2745 Ingo Struewing	2008-12-30
      Bug#40944 - Backup: crash after myisampack
      
      After restore of a compressed MyISAM table, the server crashed
      when the table was accessed.
      
      The problem was twofold.
      
      1. The crash happened in the MyISAM keycache. It did not handle
      an error in reading a block correctly. This is now fixed in
      key_cache_read(), key_cache_insert(), and key_cache_write().
      Their BLOCK_ERROR handling does now follow a common pattern.
      Erroneous blocks are no longer put to the LRU ring, but freed.
      
      2. After fixing the above, accesses to a restored compressed table
      failed with error messages about a corrupted table. Restore of a
      table works by dropping the old table if exists, creating a new
      one, and loading the data from the backup image. The MyISAM
      native driver writes directly to the table files, what was there
      at backup time. This works even for compressed tables, as long as
      the table is freshly opened after loading the data. But RESTORE
      needs to keep the table write locked until it is complete. This
      includes keeping the table open. When restore is done, it unlocks
      the tables and requests close. But our table cache does not
      perform a full close. It marks it unused and keeps it open in the
      cache. Later statements reuse the open table. But when the MyISAM
      table format changes, we must force a full close. Since this is
      difficult to detect, we do now always force close of restored
      tables.
[18 Jan 11:58] Ingo Strüwing
Queued to 6.0-backup.
[2 Feb 17:07] Bugs System
Pushed into 6.0.10-alpha (revid:sergefp@mysql.com-20090202090240-dlkxhmc1asrar5rl)
(version source revid:sergefp@mysql.com-20090129100938-qvke7a9krg24l8pl) (merge vers:
6.0.10-alpha) (pib:6)
[6 Feb 10:18] Guilhem Bichot
Still exists. I have 6.0-backup at revision
jorgen.loland@sun.com-20090203074809-1l4sh01tklb3cxfm

I'm attaching a patch (which adds some DEBUG_SYNC and a repeatable way to get the
problem). Apply the patch, rebuild and run
./mtr backup_myisam
it fails with
mysqltest: At line 60: query 'reap' failed: 126: Incorrect key file for table
'./mysql_db1/t1.MYI'; try to repair it
[6 Feb 10:19] Guilhem Bichot
patch to repeat bug under deterministic concurrency

Attachment: bug40944.txt (text/plain), 1.69 KiB.

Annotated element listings

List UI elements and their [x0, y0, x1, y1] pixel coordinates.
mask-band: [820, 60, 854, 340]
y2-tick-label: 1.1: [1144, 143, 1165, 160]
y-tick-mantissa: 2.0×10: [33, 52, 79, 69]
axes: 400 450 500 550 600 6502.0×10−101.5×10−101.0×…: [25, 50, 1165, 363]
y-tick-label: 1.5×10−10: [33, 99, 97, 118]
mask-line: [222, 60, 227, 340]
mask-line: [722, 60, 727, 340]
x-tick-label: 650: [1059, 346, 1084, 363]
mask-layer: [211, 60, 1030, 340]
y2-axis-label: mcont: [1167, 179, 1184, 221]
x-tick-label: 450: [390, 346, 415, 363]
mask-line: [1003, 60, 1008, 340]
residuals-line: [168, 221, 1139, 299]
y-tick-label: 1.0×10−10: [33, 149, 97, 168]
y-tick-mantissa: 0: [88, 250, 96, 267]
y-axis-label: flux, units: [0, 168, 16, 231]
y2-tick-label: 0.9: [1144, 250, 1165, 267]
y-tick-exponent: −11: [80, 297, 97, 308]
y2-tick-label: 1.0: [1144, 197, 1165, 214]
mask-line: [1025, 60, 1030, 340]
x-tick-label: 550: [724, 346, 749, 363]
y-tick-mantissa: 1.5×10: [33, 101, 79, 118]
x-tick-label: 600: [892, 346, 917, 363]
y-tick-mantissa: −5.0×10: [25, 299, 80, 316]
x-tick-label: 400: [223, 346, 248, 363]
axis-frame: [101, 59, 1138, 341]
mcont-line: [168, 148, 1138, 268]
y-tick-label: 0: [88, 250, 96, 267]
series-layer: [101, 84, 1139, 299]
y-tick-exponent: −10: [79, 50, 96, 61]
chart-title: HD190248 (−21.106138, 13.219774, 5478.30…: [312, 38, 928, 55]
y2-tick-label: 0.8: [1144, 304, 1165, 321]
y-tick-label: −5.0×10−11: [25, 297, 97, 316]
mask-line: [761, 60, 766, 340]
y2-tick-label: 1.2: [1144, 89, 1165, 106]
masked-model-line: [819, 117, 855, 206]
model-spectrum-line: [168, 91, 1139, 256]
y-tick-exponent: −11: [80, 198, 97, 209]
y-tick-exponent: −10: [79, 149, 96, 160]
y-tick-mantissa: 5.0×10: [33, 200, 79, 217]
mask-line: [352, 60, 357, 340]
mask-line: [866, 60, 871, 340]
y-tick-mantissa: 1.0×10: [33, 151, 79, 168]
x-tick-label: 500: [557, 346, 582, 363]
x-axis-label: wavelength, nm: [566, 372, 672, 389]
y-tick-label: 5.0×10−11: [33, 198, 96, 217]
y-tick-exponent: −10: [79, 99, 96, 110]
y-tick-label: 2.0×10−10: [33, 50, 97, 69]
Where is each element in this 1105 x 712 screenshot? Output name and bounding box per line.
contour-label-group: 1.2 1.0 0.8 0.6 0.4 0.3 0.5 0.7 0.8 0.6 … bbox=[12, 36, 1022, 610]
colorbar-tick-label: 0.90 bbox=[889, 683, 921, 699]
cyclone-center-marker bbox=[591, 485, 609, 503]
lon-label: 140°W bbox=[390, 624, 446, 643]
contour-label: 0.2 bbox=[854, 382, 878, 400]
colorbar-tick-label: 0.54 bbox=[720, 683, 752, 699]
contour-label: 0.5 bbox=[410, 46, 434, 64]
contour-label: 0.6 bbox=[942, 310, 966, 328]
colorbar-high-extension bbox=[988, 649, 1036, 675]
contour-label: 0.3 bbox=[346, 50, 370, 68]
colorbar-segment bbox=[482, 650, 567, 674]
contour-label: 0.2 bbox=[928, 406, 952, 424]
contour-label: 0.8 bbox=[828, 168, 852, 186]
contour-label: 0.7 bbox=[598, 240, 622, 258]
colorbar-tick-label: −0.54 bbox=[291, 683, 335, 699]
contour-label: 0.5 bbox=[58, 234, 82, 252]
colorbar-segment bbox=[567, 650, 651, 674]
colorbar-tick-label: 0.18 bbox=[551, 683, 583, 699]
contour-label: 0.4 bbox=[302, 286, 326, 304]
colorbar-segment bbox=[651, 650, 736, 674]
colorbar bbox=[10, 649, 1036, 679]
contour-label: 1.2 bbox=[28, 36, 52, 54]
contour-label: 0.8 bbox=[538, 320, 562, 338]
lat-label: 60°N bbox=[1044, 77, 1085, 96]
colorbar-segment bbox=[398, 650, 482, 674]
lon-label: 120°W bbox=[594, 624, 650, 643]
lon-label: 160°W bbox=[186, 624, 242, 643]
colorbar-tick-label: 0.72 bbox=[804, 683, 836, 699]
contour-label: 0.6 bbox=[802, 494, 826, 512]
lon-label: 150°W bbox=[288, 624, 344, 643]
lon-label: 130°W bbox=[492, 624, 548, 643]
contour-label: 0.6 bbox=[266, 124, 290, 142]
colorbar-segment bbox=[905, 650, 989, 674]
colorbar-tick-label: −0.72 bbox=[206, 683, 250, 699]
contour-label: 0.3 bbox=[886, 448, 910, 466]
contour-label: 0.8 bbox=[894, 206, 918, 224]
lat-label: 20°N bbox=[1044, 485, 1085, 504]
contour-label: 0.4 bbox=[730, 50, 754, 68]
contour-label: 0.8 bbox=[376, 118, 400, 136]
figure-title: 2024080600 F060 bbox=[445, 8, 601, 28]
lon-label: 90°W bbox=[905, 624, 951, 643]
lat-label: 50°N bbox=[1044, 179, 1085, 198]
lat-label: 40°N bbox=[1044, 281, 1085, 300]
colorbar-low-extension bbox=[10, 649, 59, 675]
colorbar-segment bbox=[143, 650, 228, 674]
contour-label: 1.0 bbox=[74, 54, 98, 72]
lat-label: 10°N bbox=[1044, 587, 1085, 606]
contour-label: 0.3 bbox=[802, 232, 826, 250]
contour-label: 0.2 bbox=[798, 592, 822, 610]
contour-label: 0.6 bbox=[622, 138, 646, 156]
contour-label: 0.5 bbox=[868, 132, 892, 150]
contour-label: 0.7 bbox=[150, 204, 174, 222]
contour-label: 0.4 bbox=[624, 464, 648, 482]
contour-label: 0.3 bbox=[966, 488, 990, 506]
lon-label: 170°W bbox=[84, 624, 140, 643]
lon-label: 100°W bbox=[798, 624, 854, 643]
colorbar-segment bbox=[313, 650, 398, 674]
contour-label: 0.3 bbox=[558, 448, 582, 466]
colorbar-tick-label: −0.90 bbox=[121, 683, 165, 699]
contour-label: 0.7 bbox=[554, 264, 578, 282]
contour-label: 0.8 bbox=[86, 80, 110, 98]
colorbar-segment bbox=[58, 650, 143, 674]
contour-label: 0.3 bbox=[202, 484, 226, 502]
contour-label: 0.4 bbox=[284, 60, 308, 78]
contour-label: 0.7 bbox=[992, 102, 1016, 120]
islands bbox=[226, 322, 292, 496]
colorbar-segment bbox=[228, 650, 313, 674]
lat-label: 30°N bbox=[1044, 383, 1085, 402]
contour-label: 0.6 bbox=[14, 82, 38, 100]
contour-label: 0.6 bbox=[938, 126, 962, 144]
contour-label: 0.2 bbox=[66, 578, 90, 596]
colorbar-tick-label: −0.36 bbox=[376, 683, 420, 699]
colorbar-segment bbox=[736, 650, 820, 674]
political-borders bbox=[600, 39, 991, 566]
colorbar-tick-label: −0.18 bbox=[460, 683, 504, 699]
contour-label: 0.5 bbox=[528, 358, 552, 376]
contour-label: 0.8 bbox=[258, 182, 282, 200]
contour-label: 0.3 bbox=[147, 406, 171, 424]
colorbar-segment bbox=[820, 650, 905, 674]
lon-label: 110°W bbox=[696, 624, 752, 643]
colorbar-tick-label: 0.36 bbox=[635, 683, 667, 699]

● Job
Answer these questions from the bug report.
(a) Which three functions received the fix for handling a block read error in the MyISAM keycache?
(b) Into which version was the fix pushed?
(c) After applying the attached patch and rebuilding, what command is to be run to reproduce the failure?

● Exercise response
(a) key_cache_read(), key_cache_insert(), and key_cache_write()
(b) 6.0.10-alpha
(c) ./mtr backup_myisam